Task to complete -
Select and reproduce each line of the listing below that bears the string "très".

Input records -
########
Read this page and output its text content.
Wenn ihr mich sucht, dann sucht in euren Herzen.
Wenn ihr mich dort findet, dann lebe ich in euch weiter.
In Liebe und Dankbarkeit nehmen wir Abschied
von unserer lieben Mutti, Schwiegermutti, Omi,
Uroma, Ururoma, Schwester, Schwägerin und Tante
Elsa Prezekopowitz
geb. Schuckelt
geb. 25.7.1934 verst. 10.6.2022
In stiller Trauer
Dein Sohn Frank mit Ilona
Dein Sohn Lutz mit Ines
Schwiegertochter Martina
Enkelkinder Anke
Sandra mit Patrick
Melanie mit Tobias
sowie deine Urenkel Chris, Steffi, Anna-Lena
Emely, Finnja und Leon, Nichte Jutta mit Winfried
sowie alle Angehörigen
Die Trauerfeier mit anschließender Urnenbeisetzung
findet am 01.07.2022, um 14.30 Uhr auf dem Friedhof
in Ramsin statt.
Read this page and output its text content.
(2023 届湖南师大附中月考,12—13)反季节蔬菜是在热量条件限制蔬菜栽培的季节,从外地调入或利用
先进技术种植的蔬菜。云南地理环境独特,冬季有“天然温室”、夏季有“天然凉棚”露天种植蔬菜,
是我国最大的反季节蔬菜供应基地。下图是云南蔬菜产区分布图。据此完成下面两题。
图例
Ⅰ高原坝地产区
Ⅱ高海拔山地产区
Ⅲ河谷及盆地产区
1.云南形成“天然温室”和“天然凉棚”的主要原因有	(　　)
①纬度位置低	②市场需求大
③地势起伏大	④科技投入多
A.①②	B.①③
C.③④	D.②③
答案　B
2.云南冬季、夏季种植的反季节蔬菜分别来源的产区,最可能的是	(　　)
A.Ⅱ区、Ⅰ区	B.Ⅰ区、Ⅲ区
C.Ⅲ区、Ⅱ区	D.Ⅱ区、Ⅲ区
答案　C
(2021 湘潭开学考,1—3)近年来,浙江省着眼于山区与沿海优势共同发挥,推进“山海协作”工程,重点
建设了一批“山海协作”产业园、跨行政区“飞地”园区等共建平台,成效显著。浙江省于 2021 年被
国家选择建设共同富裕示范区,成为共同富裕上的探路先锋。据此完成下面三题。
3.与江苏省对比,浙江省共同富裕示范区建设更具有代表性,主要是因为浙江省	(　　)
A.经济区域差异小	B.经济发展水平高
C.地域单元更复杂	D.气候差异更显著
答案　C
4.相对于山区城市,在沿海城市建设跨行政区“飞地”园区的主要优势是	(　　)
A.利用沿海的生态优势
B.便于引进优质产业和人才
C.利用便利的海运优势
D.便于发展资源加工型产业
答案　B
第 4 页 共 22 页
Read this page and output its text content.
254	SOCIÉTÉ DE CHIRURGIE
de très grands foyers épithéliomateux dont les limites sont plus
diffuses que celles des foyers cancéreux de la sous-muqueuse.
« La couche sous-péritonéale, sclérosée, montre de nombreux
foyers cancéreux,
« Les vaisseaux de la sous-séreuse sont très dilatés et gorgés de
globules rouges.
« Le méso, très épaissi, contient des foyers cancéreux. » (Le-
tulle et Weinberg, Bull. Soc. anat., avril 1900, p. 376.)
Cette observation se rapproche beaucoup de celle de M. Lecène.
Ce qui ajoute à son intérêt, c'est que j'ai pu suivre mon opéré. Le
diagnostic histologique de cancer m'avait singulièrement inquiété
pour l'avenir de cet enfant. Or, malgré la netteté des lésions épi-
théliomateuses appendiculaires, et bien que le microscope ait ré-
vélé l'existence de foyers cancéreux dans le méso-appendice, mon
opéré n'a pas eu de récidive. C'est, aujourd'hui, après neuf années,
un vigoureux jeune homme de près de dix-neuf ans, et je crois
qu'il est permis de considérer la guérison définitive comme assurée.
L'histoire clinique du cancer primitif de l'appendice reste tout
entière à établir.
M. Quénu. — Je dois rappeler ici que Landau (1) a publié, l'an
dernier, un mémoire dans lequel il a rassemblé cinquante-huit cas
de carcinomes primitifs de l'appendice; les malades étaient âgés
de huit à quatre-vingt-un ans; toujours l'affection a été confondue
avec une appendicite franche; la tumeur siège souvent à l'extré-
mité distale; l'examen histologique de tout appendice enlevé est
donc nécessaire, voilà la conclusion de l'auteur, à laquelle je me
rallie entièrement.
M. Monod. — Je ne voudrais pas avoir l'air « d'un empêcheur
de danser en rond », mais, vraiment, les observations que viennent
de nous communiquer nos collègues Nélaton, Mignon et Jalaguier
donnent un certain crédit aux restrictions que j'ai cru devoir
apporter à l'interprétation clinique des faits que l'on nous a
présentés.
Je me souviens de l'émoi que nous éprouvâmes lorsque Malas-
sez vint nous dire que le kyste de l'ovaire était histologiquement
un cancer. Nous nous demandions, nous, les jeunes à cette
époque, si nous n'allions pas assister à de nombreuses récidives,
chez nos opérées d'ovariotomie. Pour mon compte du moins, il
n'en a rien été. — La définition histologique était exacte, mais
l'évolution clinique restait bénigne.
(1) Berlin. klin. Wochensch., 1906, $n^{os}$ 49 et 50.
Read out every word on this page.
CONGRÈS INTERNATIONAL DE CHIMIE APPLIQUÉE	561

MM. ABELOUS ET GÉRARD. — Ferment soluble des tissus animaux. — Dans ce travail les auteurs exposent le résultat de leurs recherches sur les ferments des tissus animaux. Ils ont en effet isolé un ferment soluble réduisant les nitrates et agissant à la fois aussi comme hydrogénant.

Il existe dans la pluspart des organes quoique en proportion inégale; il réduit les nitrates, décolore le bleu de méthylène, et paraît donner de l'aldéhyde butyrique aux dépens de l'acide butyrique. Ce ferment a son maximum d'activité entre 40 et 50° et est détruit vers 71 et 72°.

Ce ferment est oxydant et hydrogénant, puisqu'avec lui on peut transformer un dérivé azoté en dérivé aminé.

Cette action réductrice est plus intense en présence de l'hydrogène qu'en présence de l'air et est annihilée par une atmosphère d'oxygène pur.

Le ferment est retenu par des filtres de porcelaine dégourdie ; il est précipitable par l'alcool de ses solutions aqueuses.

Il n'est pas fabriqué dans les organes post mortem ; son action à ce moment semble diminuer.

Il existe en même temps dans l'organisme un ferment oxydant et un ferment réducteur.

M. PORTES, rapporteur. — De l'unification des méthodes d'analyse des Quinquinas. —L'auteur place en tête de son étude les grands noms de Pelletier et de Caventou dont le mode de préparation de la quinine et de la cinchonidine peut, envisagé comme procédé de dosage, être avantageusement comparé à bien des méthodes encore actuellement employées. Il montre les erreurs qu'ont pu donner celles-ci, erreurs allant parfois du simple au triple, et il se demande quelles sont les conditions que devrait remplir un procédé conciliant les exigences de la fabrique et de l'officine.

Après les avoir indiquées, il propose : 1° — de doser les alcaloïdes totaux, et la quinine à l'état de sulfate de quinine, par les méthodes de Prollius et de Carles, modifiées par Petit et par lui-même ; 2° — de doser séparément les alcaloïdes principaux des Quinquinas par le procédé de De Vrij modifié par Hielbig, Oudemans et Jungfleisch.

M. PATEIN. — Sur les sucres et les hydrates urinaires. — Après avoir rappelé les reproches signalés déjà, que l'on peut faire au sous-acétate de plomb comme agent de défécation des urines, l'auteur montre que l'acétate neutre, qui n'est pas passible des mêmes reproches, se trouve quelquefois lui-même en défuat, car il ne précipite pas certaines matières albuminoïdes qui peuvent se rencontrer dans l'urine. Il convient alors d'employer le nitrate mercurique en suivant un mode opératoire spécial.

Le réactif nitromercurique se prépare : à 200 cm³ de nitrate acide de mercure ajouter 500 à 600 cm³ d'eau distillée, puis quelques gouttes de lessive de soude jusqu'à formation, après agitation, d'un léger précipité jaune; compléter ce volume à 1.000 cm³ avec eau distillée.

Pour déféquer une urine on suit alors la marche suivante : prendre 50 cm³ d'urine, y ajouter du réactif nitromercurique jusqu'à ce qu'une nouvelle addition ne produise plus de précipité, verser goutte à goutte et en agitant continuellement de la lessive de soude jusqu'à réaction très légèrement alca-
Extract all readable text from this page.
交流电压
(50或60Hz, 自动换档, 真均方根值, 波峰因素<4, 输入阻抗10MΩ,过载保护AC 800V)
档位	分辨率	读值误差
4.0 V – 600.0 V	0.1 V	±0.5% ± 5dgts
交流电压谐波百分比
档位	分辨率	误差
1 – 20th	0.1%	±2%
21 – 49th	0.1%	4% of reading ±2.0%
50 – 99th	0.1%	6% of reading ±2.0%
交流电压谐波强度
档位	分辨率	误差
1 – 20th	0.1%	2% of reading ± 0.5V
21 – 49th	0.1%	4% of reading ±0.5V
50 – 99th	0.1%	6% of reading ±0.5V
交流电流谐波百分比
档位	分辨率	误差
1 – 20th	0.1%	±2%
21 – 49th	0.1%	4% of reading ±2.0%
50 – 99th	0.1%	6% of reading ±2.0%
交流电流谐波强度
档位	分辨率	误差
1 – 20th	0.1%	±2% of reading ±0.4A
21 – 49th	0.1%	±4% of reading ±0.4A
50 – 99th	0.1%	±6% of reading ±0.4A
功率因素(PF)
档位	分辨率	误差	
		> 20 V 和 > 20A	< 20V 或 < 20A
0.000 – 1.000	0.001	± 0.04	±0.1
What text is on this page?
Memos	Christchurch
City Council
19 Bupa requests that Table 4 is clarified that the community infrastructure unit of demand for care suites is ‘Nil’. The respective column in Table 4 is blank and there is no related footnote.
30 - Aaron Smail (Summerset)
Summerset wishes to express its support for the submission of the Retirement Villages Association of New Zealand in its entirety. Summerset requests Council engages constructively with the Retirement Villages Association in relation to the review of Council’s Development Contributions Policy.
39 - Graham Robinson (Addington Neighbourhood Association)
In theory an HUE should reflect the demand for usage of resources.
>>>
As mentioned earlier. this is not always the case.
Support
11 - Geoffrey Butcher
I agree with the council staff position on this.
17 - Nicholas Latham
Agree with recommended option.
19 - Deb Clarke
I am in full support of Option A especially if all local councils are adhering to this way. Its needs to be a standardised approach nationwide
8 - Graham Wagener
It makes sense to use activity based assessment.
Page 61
########
Written response -
de très grands foyers épithéliomateux dont les limites sont plus
« Les vaisseaux de la sous-séreuse sont très dilatés et gorgés de
« Le méso, très épaissi, contient des foyers cancéreux. » (Le-
Pour déféquer une urine on suit alors la marche suivante : prendre 50 cm³ d'urine, y ajouter du réactif nitromercurique jusqu'à ce qu'une nouvelle addition ne produise plus de précipité, verser goutte à goutte et en agitant continuellement de la lessive de soude jusqu'à réaction très légèrement alca-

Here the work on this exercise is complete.